● **STORED DATA**:
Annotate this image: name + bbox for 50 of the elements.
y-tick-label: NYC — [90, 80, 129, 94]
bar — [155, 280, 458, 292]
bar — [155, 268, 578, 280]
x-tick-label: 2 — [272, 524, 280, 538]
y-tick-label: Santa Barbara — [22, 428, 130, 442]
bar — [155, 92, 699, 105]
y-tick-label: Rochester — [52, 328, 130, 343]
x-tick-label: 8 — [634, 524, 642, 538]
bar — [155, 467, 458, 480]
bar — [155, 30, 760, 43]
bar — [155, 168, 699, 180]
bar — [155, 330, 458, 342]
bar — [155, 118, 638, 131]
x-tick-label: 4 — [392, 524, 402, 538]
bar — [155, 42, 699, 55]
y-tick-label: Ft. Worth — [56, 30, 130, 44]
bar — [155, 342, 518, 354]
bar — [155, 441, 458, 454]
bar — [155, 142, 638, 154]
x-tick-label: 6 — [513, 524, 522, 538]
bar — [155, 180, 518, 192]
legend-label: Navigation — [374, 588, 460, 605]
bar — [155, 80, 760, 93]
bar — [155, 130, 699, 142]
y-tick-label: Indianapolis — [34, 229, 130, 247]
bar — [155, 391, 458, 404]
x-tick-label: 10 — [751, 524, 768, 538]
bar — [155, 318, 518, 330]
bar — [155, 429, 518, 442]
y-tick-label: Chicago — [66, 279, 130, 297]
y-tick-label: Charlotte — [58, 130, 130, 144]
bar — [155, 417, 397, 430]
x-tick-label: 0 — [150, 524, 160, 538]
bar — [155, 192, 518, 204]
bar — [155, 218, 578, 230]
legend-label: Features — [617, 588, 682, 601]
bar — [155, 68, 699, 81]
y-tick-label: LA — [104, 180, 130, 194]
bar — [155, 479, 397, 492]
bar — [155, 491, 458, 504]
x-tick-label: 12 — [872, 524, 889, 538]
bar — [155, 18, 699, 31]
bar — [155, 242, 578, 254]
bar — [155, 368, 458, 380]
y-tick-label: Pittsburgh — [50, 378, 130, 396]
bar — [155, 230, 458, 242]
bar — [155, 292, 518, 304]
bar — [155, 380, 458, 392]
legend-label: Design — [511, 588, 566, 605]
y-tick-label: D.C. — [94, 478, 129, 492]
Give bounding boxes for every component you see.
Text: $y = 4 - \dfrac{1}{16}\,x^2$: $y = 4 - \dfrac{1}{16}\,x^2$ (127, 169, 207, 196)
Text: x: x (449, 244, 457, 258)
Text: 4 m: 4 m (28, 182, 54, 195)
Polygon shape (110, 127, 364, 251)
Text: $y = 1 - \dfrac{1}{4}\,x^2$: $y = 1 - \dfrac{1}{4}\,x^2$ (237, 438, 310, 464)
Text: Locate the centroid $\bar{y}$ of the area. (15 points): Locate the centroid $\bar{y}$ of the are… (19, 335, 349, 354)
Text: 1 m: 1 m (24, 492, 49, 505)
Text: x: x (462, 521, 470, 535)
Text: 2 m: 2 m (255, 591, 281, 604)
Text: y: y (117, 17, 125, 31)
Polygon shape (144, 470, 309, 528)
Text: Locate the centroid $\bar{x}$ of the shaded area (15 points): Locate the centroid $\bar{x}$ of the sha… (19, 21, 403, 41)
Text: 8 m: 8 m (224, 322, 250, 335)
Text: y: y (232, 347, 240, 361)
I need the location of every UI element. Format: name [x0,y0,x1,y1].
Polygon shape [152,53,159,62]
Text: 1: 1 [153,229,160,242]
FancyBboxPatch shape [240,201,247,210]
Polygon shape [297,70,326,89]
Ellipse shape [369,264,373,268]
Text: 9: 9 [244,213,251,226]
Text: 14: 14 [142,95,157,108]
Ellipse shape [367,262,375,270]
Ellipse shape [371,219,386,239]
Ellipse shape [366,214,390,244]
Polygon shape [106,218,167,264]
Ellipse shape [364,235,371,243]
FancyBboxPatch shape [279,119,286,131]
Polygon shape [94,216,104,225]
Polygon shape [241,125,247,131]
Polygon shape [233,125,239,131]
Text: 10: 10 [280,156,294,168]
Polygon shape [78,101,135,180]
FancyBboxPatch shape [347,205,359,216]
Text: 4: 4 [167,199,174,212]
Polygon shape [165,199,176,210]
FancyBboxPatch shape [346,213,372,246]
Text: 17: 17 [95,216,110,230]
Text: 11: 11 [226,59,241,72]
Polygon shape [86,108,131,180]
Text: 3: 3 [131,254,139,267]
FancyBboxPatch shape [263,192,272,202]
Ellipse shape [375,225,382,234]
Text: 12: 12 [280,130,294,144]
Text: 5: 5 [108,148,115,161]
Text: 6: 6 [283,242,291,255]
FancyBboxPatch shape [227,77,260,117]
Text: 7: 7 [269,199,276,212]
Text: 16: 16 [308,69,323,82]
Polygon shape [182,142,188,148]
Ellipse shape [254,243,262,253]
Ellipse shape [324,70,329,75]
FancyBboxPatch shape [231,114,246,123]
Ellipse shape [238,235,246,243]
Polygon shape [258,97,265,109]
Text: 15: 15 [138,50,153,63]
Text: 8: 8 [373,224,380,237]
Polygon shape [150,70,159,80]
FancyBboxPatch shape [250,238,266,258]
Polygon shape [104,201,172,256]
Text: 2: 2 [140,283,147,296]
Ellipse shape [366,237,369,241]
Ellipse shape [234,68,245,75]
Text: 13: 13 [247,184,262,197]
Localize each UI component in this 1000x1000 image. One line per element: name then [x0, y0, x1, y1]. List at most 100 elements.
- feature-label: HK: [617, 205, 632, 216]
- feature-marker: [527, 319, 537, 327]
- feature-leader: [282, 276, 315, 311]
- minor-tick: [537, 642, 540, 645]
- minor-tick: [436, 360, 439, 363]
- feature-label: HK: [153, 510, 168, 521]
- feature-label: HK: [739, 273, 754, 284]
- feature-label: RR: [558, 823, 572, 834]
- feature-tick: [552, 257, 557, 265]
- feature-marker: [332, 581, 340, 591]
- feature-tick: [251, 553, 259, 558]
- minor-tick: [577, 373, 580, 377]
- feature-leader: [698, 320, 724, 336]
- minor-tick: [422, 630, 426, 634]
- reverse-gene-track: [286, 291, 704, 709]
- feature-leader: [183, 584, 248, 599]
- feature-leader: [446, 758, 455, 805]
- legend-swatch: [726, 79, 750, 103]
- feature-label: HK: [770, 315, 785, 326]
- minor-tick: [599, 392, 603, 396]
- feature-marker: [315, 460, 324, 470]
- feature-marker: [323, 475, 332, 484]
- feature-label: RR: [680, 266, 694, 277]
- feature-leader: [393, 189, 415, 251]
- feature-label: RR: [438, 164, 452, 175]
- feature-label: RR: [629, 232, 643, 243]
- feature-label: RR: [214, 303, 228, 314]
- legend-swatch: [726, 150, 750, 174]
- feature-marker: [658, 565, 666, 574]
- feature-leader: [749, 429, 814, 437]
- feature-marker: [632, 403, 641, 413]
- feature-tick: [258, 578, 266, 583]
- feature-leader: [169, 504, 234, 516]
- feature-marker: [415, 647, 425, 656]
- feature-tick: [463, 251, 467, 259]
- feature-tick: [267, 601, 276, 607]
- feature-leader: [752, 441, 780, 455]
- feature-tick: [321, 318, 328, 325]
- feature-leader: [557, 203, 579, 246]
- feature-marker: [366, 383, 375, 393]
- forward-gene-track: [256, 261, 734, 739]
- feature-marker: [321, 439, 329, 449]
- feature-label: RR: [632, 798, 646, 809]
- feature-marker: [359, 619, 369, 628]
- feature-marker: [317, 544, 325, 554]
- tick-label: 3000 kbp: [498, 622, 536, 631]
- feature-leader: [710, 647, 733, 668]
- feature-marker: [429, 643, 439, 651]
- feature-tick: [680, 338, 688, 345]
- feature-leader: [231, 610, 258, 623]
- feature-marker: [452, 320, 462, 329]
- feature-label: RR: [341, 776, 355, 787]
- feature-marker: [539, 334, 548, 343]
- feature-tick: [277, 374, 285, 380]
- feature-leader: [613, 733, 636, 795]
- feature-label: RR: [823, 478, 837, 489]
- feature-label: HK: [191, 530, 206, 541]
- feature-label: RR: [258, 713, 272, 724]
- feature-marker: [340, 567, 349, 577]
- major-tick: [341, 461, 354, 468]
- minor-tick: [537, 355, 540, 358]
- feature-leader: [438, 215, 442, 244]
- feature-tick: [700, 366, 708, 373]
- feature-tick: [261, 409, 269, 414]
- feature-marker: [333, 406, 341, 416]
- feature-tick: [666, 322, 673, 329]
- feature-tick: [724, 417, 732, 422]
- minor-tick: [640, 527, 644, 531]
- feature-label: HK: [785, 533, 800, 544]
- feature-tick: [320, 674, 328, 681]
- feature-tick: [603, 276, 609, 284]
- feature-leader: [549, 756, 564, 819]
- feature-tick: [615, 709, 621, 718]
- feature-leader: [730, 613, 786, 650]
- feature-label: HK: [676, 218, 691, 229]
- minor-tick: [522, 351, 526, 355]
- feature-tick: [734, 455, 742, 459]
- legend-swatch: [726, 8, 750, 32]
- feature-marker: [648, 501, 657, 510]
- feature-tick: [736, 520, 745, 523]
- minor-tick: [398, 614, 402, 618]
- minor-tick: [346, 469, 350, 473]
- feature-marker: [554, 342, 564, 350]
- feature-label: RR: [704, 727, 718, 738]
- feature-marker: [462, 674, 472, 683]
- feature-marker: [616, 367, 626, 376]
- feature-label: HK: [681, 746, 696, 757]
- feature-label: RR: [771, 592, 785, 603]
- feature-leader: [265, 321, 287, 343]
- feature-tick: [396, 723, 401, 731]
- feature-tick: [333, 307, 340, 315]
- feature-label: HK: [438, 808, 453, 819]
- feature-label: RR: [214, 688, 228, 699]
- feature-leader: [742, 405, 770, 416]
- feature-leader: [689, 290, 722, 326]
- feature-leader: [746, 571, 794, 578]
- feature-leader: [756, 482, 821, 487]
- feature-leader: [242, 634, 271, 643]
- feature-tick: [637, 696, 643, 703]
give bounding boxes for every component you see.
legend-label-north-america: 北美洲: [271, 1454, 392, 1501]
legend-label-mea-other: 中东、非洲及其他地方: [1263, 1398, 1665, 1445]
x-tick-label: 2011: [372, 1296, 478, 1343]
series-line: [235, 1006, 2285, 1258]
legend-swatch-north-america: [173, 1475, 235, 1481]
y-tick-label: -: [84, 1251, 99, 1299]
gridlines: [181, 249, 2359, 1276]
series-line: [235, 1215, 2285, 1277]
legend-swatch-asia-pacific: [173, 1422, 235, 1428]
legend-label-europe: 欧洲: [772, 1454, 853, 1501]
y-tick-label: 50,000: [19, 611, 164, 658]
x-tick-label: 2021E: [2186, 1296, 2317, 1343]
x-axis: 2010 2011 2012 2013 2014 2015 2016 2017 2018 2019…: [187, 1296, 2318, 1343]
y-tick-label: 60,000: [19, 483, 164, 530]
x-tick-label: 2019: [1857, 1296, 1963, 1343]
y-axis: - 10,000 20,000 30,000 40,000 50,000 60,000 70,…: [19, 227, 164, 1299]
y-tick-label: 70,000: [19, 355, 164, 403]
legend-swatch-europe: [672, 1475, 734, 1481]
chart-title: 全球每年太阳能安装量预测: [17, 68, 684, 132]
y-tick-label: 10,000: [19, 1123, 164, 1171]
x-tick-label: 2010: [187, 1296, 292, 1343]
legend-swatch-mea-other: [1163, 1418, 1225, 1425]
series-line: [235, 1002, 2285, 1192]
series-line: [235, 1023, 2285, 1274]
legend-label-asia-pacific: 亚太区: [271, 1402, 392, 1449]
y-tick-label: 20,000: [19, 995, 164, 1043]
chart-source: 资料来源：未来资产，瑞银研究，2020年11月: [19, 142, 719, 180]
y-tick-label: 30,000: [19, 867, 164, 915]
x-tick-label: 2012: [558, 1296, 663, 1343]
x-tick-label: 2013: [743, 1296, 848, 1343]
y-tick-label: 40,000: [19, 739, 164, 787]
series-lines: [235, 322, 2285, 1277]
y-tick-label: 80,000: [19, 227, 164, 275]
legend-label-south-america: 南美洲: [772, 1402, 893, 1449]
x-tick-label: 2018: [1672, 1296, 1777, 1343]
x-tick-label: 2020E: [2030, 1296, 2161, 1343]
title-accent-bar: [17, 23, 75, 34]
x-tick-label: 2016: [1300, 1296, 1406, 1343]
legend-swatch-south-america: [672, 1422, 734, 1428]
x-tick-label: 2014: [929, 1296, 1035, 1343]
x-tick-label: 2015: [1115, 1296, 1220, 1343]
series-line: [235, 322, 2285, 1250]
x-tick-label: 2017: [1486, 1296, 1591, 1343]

● **REQUIRED TASK**:
Copy out the entries from the start through the line containing "bar — [155, 130, 699, 142]", putting "Wayfinding" in place of "Navigation" and keeping everything else the same.

● **TASK RESPONSE**:
Annotate this image: name + bbox for 50 of the elements.
y-tick-label: NYC — [90, 80, 129, 94]
bar — [155, 280, 458, 292]
bar — [155, 268, 578, 280]
x-tick-label: 2 — [272, 524, 280, 538]
y-tick-label: Santa Barbara — [22, 428, 130, 442]
bar — [155, 92, 699, 105]
y-tick-label: Rochester — [52, 328, 130, 343]
x-tick-label: 8 — [634, 524, 642, 538]
bar — [155, 467, 458, 480]
bar — [155, 30, 760, 43]
bar — [155, 168, 699, 180]
bar — [155, 330, 458, 342]
bar — [155, 118, 638, 131]
x-tick-label: 4 — [392, 524, 402, 538]
bar — [155, 42, 699, 55]
y-tick-label: Ft. Worth — [56, 30, 130, 44]
bar — [155, 342, 518, 354]
bar — [155, 441, 458, 454]
bar — [155, 142, 638, 154]
x-tick-label: 6 — [513, 524, 522, 538]
bar — [155, 180, 518, 192]
legend-label: Wayfinding — [374, 588, 460, 605]
bar — [155, 80, 760, 93]
bar — [155, 130, 699, 142]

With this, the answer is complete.